→ The problem: Quote every line as given.

──────── Entries ────────

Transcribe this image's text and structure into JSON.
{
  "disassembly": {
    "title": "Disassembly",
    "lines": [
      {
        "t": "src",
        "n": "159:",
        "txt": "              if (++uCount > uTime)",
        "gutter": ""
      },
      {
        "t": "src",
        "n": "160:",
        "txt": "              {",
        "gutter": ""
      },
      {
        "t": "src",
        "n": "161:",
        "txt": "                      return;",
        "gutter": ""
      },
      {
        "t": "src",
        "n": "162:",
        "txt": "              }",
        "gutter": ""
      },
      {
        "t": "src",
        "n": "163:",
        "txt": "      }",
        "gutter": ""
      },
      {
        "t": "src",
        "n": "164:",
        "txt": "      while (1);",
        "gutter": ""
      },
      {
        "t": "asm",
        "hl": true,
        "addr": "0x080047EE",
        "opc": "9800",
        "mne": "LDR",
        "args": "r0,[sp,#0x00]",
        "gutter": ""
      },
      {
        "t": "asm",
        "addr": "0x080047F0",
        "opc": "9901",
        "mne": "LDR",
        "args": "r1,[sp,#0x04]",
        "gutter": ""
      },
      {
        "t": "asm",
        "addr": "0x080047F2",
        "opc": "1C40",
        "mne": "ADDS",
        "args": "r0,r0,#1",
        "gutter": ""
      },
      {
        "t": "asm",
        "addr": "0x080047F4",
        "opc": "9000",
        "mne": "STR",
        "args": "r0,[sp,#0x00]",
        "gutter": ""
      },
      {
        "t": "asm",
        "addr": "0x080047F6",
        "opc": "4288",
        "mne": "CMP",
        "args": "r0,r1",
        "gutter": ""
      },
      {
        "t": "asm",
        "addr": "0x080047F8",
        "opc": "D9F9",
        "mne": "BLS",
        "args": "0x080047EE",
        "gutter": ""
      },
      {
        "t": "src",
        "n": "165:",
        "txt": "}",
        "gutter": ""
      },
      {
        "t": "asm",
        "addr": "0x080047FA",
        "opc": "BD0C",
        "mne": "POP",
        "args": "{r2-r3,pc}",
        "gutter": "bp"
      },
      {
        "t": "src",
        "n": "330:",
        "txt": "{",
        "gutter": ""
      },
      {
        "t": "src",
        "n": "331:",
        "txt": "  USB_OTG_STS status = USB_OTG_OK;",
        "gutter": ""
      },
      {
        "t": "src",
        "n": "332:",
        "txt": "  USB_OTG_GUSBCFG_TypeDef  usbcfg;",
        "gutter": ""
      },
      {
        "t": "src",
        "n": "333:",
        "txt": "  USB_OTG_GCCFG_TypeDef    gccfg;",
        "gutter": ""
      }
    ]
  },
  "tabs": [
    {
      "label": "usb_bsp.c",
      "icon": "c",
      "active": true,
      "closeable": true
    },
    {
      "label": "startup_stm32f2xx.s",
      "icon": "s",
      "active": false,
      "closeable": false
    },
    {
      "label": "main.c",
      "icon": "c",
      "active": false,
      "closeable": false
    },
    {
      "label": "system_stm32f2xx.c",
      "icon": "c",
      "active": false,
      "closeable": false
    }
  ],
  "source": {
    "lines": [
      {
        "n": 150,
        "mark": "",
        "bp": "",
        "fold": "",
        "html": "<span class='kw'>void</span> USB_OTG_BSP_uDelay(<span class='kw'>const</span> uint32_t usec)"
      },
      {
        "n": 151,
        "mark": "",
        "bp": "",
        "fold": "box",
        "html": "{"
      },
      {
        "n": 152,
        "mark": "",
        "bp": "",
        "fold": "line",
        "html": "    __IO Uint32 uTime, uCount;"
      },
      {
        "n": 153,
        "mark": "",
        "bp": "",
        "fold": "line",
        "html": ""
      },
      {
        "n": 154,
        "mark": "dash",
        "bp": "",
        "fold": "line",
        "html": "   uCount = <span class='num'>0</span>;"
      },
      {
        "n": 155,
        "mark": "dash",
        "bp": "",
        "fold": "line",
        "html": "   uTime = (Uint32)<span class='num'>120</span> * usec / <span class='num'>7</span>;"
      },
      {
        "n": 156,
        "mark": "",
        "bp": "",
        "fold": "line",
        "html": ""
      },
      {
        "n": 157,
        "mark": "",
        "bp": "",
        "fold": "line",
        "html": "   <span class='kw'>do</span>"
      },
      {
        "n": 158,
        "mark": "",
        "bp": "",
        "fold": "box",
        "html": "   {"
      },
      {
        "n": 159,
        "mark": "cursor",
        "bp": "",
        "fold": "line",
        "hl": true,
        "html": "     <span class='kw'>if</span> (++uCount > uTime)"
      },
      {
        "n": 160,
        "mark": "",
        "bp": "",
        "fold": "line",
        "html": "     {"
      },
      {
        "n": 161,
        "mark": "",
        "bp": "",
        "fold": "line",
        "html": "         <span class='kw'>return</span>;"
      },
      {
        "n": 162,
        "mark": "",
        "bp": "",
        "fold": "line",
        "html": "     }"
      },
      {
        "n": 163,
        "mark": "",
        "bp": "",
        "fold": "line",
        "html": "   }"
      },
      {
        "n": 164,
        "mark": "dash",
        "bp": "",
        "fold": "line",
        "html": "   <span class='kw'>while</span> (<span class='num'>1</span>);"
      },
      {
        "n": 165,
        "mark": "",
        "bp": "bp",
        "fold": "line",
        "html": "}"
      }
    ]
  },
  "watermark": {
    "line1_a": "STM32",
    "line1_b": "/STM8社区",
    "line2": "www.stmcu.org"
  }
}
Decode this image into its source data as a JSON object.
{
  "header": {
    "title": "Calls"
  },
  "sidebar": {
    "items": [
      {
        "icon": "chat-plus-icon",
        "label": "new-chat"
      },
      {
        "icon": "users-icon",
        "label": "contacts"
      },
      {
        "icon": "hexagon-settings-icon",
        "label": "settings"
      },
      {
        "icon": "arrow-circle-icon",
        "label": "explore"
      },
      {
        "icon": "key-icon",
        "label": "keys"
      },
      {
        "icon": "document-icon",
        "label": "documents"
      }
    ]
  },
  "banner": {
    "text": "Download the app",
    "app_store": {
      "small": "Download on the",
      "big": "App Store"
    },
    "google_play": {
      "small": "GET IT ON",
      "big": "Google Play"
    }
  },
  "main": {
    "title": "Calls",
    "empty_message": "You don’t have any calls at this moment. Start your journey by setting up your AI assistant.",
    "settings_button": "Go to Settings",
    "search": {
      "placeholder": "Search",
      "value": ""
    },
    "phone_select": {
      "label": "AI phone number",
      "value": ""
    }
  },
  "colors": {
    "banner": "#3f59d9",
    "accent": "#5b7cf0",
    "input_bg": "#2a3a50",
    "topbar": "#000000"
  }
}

────────

→ Result of the exercise:
Transcribe this image's text and structure into JSON.
{
  "disassembly": {
    "title": "Disassembly",
    "lines": [
      {
        "t": "src",
        "n": "159:",
        "txt": "              if (++uCount > uTime)",
        "gutter": ""
      },
      {
        "t": "src",
        "n": "160:",
        "txt": "              {",
        "gutter": ""
      },
      {
        "t": "src",
        "n": "161:",
        "txt": "                      return;",
        "gutter": ""
      },
      {
        "t": "src",
        "n": "162:",
        "txt": "              }",
        "gutter": ""
      },
      {
        "t": "src",
        "n": "163:",
        "txt": "      }",
        "gutter": ""
      },
      {
        "t": "src",
        "n": "164:",
        "txt": "      while (1);",
        "gutter": ""
      },
      {
        "t": "asm",
        "hl": true,
        "addr": "0x080047EE",
        "opc": "9800",
        "mne": "LDR",
        "args": "r0,[sp,#0x00]",
        "gutter": ""
      },
      {
        "t": "asm",
        "addr": "0x080047F0",
        "opc": "9901",
        "mne": "LDR",
        "args": "r1,[sp,#0x04]",
        "gutter": ""
      },
      {
        "t": "asm",
        "addr": "0x080047F2",
        "opc": "1C40",
        "mne": "ADDS",
        "args": "r0,r0,#1",
        "gutter": ""
      },
      {
        "t": "asm",
        "addr": "0x080047F4",
        "opc": "9000",
        "mne": "STR",
        "args": "r0,[sp,#0x00]",
        "gutter": ""
      },
      {
        "t": "asm",
        "addr": "0x080047F6",
        "opc": "4288",
        "mne": "CMP",
        "args": "r0,r1",
        "gutter": ""
      },
      {
        "t": "asm",
        "addr": "0x080047F8",
        "opc": "D9F9",
        "mne": "BLS",
        "args": "0x080047EE",
        "gutter": ""
      },
      {
        "t": "src",
        "n": "165:",
        "txt": "}",
        "gutter": ""
      },
      {
        "t": "asm",
        "addr": "0x080047FA",
        "opc": "BD0C",
        "mne": "POP",
        "args": "{r2-r3,pc}",
        "gutter": "bp"
      },
      {
        "t": "src",
        "n": "330:",
        "txt": "{",
        "gutter": ""
      },
      {
        "t": "src",
        "n": "331:",
        "txt": "  USB_OTG_STS status = USB_OTG_OK;",
        "gutter": ""
      },
      {
        "t": "src",
        "n": "332:",
        "txt": "  USB_OTG_GUSBCFG_TypeDef  usbcfg;",
        "gutter": ""
      },
      {
        "t": "src",
        "n": "333:",
        "txt": "  USB_OTG_GCCFG_TypeDef    gccfg;",
        "gutter": ""
      }
    ]
  },
  "tabs": [
    {
      "label": "usb_bsp.c",
      "icon": "c",
      "active": true,
      "closeable": true
    },
    {
      "label": "startup_stm32f2xx.s",
      "icon": "s",
      "active": false,
      "closeable": false
    },
    {
      "label": "main.c",
      "icon": "c",
      "active": false,
      "closeable": false
    },
    {
      "label": "system_stm32f2xx.c",
      "icon": "c",
      "active": false,
      "closeable": false
    }
  ],
  "source": {
    "lines": [
      {
        "n": 150,
        "mark": "",
        "bp": "",
        "fold": "",
        "html": "<span class='kw'>void</span> USB_OTG_BSP_uDelay(<span class='kw'>const</span> uint32_t usec)"
      },
      {
        "n": 151,
        "mark": "",
        "bp": "",
        "fold": "box",
        "html": "{"
      },
      {
        "n": 152,
        "mark": "",
        "bp": "",
        "fold": "line",
        "html": "    __IO Uint32 uTime, uCount;"
      },
      {
        "n": 153,
        "mark": "",
        "bp": "",
        "fold": "line",
        "html": ""
      },
      {
        "n": 154,
        "mark": "dash",
        "bp": "",
        "fold": "line",
        "html": "   uCount = <span class='num'>0</span>;"
      },
      {
        "n": 155,
        "mark": "dash",
        "bp": "",
        "fold": "line",
        "html": "   uTime = (Uint32)<span class='num'>120</span> * usec / <span class='num'>7</span>;"
      },
      {
        "n": 156,
        "mark": "",
        "bp": "",
        "fold": "line",
        "html": ""
      },
      {
        "n": 157,
        "mark": "",
        "bp": "",
        "fold": "line",
        "html": "   <span class='kw'>do</span>"
      },
      {
        "n": 158,
        "mark": "",
        "bp": "",
        "fold": "box",
        "html": "   {"
      },
      {
        "n": 159,
        "mark": "cursor",
        "bp": "",
        "fold": "line",
        "hl": true,
        "html": "     <span class='kw'>if</span> (++uCount > uTime)"
      },
      {
        "n": 160,
        "mark": "",
        "bp": "",
        "fold": "line",
        "html": "     {"
      },
      {
        "n": 161,
        "mark": "",
        "bp": "",
        "fold": "line",
        "html": "         <span class='kw'>return</span>;"
      },
      {
        "n": 162,
        "mark": "",
        "bp": "",
        "fold": "line",
        "html": "     }"
      },
      {
        "n": 163,
        "mark": "",
        "bp": "",
        "fold": "line",
        "html": "   }"
      },
      {
        "n": 164,
        "mark": "dash",
        "bp": "",
        "fold": "line",
        "html": "   <span class='kw'>while</span> (<span class='num'>1</span>);"
      },
      {
        "n": 165,
        "mark": "",
        "bp": "bp",
        "fold": "line",
        "html": "}"
      }
    ]
  },
  "watermark": {
    "line1_a": "STM32",
    "line1_b": "/STM8社区",
    "line2": "www.stmcu.org"
  }
}
Decode this image into its source data as a JSON object.
{
  "header": {
    "title": "Calls"
  },
  "sidebar": {
    "items": [
      {
        "icon": "chat-plus-icon",
        "label": "new-chat"
      },
      {
        "icon": "users-icon",
        "label": "contacts"
      },
      {
        "icon": "hexagon-settings-icon",
        "label": "settings"
      },
      {
        "icon": "arrow-circle-icon",
        "label": "explore"
      },
      {
        "icon": "key-icon",
        "label": "keys"
      },
      {
        "icon": "document-icon",
        "label": "documents"
      }
    ]
  },
  "banner": {
    "text": "Download the app",
    "app_store": {
      "small": "Download on the",
      "big": "App Store"
    },
    "google_play": {
      "small": "GET IT ON",
      "big": "Google Play"
    }
  },
  "main": {
    "title": "Calls",
    "empty_message": "You don’t have any calls at this moment. Start your journey by setting up your AI assistant.",
    "settings_button": "Go to Settings",
    "search": {
      "placeholder": "Search",
      "value": ""
    },
    "phone_select": {
      "label": "AI phone number",
      "value": ""
    }
  },
  "colors": {
    "banner": "#3f59d9",
    "accent": "#5b7cf0",
    "input_bg": "#2a3a50",
    "topbar": "#000000"
  }
}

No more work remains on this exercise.